Exercise requirements: Leave out the pictures and copy each record below exactly.

Supplied material:
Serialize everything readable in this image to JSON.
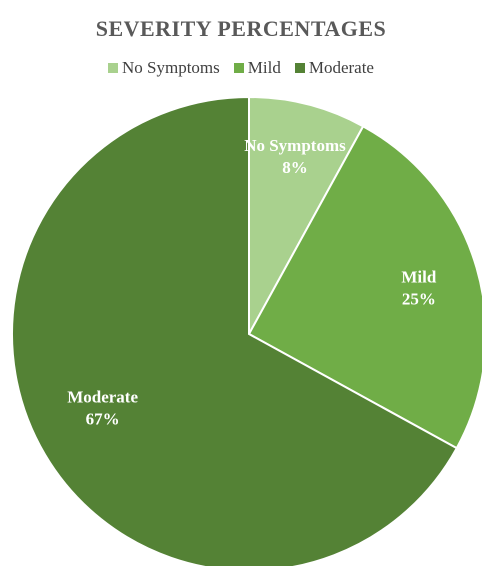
{
  "chart_data": {
    "type": "pie",
    "title": "SEVERITY PERCENTAGES",
    "categories": [
      "No Symptoms",
      "Mild",
      "Moderate"
    ],
    "values": [
      8,
      25,
      67
    ],
    "value_labels": [
      "8%",
      "25%",
      "67%"
    ],
    "colors": [
      "#a9d18e",
      "#70ad47",
      "#548235"
    ],
    "legend": {
      "placement": "top",
      "entries": [
        "No Symptoms",
        "Mild",
        "Moderate"
      ]
    },
    "data_labels": {
      "show_category": true,
      "show_percent": true
    }
  }
}
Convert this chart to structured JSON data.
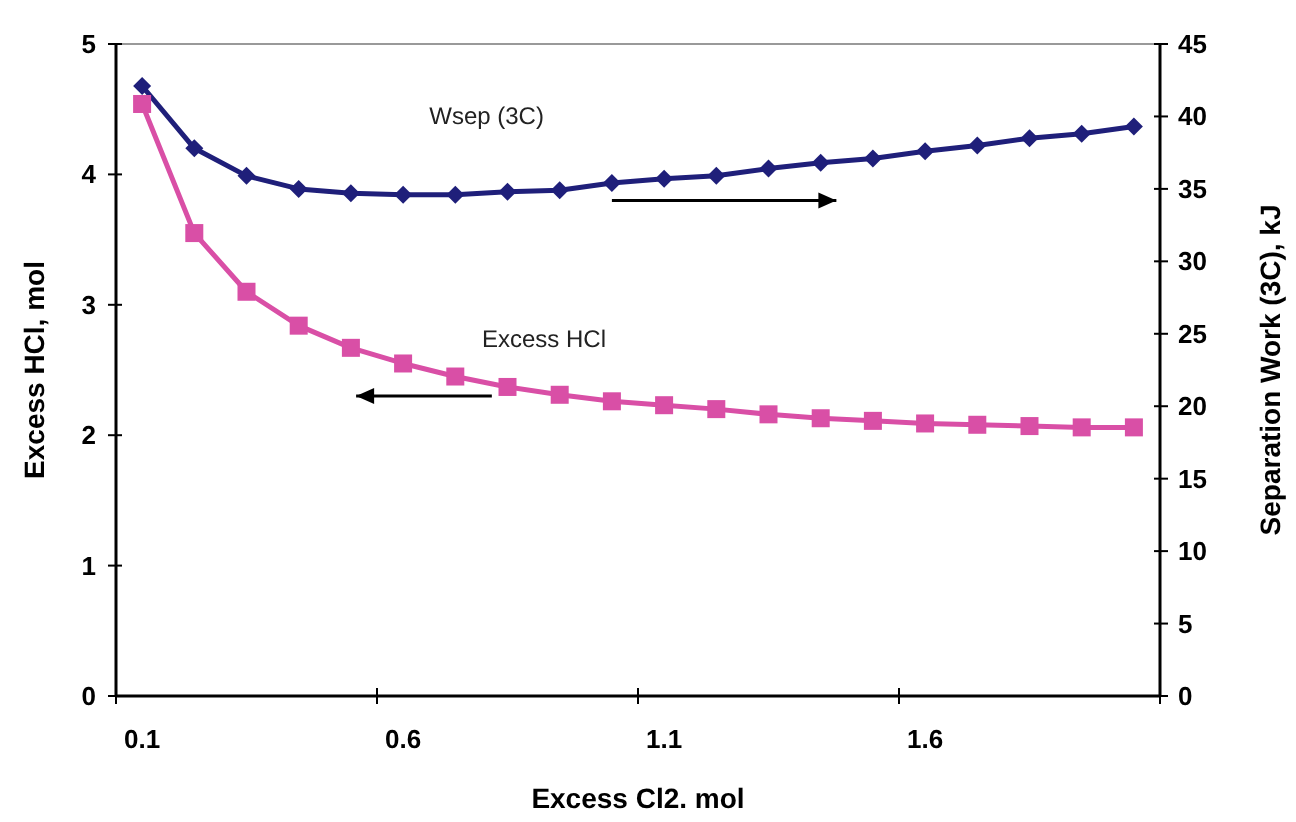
{
  "chart_data": {
    "type": "line",
    "xlabel": "Excess Cl2. mol",
    "ylabel": "Excess HCl, mol",
    "y2label": "Separation Work (3C), kJ",
    "categories": [
      "0.1",
      null,
      null,
      null,
      null,
      "0.6",
      null,
      null,
      null,
      null,
      "1.1",
      null,
      null,
      null,
      null,
      "1.6",
      null,
      null,
      null,
      null
    ],
    "ylim": [
      0,
      5
    ],
    "yticks": [
      0,
      1,
      2,
      3,
      4,
      5
    ],
    "y2lim": [
      0,
      45
    ],
    "y2ticks": [
      0,
      5,
      10,
      15,
      20,
      25,
      30,
      35,
      40,
      45
    ],
    "series": [
      {
        "name": "Wsep (3C)",
        "color": "#1f1f7a",
        "axis": "y2",
        "marker": "diamond",
        "values": [
          42.1,
          37.8,
          35.9,
          35.0,
          34.7,
          34.6,
          34.6,
          34.8,
          34.9,
          35.4,
          35.7,
          35.9,
          36.4,
          36.8,
          37.1,
          37.6,
          38.0,
          38.5,
          38.8,
          39.3
        ]
      },
      {
        "name": "Excess HCl",
        "color": "#d94fa6",
        "marker": "square",
        "values": [
          4.54,
          3.55,
          3.1,
          2.84,
          2.67,
          2.55,
          2.45,
          2.37,
          2.31,
          2.26,
          2.23,
          2.2,
          2.16,
          2.13,
          2.11,
          2.09,
          2.08,
          2.07,
          2.06,
          2.06
        ]
      }
    ],
    "grid": false
  }
}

Answer to the task:
Serialize everything readable in this image to JSON.
{
  "chart_data": {
    "type": "pie",
    "title": "SEVERITY PERCENTAGES",
    "categories": [
      "No Symptoms",
      "Mild",
      "Moderate"
    ],
    "values": [
      8,
      25,
      67
    ],
    "value_labels": [
      "8%",
      "25%",
      "67%"
    ],
    "colors": [
      "#a9d18e",
      "#70ad47",
      "#548235"
    ],
    "legend": {
      "placement": "top",
      "entries": [
        "No Symptoms",
        "Mild",
        "Moderate"
      ]
    },
    "data_labels": {
      "show_category": true,
      "show_percent": true
    }
  }
}
Convert this chart to structured JSON data.
{
  "chart_data": {
    "type": "line",
    "xlabel": "Excess Cl2. mol",
    "ylabel": "Excess HCl, mol",
    "y2label": "Separation Work (3C), kJ",
    "categories": [
      "0.1",
      null,
      null,
      null,
      null,
      "0.6",
      null,
      null,
      null,
      null,
      "1.1",
      null,
      null,
      null,
      null,
      "1.6",
      null,
      null,
      null,
      null
    ],
    "ylim": [
      0,
      5
    ],
    "yticks": [
      0,
      1,
      2,
      3,
      4,
      5
    ],
    "y2lim": [
      0,
      45
    ],
    "y2ticks": [
      0,
      5,
      10,
      15,
      20,
      25,
      30,
      35,
      40,
      45
    ],
    "series": [
      {
        "name": "Wsep (3C)",
        "color": "#1f1f7a",
        "axis": "y2",
        "marker": "diamond",
        "values": [
          42.1,
          37.8,
          35.9,
          35.0,
          34.7,
          34.6,
          34.6,
          34.8,
          34.9,
          35.4,
          35.7,
          35.9,
          36.4,
          36.8,
          37.1,
          37.6,
          38.0,
          38.5,
          38.8,
          39.3
        ]
      },
      {
        "name": "Excess HCl",
        "color": "#d94fa6",
        "marker": "square",
        "values": [
          4.54,
          3.55,
          3.1,
          2.84,
          2.67,
          2.55,
          2.45,
          2.37,
          2.31,
          2.26,
          2.23,
          2.2,
          2.16,
          2.13,
          2.11,
          2.09,
          2.08,
          2.07,
          2.06,
          2.06
        ]
      }
    ],
    "grid": false
  }
}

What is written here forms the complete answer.